Records from a collection of figures:
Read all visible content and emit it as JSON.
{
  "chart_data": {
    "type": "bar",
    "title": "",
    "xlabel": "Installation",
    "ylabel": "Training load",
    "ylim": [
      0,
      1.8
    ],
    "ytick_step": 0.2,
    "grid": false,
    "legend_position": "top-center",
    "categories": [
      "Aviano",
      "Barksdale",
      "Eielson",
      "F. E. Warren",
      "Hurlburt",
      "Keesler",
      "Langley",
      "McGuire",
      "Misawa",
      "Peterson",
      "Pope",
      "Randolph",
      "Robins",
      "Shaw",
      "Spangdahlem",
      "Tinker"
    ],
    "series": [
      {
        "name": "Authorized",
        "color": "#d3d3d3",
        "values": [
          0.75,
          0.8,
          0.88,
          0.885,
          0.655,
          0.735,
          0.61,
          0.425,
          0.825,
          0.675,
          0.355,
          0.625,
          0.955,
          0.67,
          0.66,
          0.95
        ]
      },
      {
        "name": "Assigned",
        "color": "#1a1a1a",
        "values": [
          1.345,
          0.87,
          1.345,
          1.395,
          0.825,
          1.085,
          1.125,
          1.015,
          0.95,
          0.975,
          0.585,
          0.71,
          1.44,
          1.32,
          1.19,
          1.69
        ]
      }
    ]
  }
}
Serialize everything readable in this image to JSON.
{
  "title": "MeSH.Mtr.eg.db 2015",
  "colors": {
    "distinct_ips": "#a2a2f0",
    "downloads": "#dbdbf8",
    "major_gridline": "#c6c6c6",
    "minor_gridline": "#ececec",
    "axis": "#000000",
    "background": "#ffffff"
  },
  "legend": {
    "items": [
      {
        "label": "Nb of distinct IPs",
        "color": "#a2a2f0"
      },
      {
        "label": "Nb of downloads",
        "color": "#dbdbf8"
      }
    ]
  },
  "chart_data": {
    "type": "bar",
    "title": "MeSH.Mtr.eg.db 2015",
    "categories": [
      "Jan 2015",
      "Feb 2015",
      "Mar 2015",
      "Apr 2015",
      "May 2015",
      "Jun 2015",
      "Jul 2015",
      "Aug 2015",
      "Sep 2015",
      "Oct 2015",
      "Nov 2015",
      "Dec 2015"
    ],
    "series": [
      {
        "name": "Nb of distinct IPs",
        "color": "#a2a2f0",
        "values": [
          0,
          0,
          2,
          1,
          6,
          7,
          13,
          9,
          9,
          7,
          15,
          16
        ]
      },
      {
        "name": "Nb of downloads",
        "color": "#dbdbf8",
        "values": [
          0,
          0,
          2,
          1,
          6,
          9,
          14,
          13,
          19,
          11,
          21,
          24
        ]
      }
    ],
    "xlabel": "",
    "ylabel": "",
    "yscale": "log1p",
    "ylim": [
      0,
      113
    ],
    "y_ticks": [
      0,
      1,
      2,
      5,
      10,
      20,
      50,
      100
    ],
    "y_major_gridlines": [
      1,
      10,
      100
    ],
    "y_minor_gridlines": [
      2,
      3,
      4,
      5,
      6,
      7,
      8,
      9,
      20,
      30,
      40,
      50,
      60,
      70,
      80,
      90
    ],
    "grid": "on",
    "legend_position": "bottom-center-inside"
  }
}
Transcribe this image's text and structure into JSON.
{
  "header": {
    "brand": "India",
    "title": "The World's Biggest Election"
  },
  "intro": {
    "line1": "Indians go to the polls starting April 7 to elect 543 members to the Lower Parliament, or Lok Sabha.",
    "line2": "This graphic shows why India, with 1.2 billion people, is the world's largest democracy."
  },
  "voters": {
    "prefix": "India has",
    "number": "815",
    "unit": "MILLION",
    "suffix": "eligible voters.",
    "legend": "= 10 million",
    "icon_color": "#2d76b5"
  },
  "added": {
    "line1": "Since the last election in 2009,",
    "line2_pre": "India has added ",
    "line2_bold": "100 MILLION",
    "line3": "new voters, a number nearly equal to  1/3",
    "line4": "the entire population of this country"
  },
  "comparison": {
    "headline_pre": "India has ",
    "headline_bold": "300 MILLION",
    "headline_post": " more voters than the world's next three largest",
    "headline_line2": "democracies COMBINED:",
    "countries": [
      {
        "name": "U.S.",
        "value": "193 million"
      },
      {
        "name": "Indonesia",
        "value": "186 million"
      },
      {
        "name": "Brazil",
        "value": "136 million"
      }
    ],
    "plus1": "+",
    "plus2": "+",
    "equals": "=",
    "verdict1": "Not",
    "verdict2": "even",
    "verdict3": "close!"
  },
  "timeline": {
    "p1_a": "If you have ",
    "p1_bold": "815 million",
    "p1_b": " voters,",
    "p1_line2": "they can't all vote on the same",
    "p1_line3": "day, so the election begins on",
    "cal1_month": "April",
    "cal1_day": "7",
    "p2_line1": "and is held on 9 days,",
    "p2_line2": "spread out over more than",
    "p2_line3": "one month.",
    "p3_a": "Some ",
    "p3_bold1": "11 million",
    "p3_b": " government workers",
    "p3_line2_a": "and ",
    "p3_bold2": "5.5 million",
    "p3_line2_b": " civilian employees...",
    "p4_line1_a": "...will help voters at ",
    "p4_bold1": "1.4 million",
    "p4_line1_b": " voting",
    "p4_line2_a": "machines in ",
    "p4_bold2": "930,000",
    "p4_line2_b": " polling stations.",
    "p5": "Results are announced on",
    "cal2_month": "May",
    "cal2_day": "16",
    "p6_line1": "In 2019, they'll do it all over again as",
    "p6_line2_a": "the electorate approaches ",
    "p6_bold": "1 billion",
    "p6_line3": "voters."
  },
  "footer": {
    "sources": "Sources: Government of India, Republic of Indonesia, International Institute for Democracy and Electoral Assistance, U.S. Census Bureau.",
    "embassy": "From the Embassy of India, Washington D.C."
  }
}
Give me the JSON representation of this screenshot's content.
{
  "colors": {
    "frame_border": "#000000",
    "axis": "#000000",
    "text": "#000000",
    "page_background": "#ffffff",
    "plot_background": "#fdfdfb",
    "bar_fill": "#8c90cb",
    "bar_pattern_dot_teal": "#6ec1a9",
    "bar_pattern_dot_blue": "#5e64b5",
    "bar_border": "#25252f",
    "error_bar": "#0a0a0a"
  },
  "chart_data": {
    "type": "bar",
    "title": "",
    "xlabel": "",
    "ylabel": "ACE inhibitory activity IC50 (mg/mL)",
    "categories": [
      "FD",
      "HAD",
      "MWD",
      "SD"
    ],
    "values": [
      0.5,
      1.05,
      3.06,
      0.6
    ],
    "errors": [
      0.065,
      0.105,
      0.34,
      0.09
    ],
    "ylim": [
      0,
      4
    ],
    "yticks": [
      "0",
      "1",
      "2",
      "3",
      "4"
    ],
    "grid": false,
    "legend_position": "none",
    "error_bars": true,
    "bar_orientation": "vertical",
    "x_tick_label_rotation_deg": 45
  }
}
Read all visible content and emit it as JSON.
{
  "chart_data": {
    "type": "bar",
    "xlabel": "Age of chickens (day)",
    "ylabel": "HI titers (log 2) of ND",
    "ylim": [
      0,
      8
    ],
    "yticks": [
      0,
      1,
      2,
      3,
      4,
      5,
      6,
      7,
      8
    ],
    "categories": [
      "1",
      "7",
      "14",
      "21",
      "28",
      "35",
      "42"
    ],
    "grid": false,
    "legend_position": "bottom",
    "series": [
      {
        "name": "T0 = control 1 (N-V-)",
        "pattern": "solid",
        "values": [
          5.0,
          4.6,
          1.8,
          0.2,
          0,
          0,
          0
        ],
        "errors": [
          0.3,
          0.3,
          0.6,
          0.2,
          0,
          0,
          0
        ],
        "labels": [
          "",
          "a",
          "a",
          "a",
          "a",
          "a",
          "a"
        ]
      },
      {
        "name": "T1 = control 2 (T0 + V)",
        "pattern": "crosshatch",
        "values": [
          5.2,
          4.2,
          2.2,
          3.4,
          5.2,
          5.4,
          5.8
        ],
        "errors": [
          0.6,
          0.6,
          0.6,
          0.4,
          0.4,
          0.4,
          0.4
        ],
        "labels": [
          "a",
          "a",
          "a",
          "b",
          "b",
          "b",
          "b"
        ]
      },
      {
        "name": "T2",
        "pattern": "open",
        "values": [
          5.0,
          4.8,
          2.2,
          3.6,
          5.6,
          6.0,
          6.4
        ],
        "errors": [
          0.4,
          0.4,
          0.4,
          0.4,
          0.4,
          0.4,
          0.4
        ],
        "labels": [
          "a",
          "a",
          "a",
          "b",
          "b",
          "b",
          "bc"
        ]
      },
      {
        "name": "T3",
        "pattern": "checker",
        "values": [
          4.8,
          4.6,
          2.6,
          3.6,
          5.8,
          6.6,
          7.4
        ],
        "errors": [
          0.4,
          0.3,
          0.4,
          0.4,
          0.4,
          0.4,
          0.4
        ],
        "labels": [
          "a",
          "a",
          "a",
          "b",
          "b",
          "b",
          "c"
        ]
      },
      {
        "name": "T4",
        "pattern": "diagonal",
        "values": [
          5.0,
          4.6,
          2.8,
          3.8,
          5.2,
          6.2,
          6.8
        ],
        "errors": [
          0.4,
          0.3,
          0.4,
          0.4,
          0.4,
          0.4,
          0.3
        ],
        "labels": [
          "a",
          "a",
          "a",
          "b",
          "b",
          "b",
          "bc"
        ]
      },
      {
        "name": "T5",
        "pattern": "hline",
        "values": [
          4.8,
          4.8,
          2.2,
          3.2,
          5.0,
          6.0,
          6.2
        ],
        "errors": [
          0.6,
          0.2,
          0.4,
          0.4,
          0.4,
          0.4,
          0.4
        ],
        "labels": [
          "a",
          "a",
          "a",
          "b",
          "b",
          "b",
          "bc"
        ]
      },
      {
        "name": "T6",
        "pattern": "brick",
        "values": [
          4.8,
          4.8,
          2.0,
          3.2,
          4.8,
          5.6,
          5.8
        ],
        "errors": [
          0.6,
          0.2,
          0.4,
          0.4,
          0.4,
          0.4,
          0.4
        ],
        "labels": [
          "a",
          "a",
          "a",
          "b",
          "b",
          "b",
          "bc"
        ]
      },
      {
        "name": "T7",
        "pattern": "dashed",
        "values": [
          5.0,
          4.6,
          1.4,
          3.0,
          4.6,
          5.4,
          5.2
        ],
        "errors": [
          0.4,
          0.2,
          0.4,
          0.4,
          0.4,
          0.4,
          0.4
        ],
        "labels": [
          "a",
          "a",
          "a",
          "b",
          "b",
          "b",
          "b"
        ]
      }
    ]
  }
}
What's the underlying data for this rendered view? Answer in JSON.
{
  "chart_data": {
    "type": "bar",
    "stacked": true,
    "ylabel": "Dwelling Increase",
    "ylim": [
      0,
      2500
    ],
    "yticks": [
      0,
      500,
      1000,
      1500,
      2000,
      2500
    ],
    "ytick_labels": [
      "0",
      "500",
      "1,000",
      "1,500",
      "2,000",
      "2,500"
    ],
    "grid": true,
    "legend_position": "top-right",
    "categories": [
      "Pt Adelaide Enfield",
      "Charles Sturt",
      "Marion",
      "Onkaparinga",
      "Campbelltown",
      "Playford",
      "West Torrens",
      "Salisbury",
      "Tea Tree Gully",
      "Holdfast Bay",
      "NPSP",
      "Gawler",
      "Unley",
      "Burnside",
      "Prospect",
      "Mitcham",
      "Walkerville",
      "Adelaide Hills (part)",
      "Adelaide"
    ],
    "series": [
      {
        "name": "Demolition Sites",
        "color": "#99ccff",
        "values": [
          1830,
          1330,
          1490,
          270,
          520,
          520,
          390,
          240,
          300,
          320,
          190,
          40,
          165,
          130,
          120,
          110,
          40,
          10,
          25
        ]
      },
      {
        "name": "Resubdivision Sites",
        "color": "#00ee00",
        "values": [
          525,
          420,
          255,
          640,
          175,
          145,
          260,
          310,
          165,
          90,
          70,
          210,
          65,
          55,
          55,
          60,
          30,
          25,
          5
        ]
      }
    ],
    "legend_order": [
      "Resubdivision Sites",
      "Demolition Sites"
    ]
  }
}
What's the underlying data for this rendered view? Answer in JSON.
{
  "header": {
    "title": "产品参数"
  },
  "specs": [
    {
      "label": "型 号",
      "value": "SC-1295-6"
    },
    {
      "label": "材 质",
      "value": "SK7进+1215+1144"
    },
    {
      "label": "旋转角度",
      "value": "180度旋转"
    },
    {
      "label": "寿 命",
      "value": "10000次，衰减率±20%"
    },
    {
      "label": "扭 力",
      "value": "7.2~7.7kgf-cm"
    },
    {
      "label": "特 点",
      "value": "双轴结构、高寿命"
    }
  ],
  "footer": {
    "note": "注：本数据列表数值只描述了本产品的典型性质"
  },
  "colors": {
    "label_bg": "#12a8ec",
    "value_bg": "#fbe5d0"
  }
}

Task objective: Each line that has the word "number" should be copied.

Answer for the task:
    "number": "815",
    "line3": "new voters, a number nearly equal to  1/3",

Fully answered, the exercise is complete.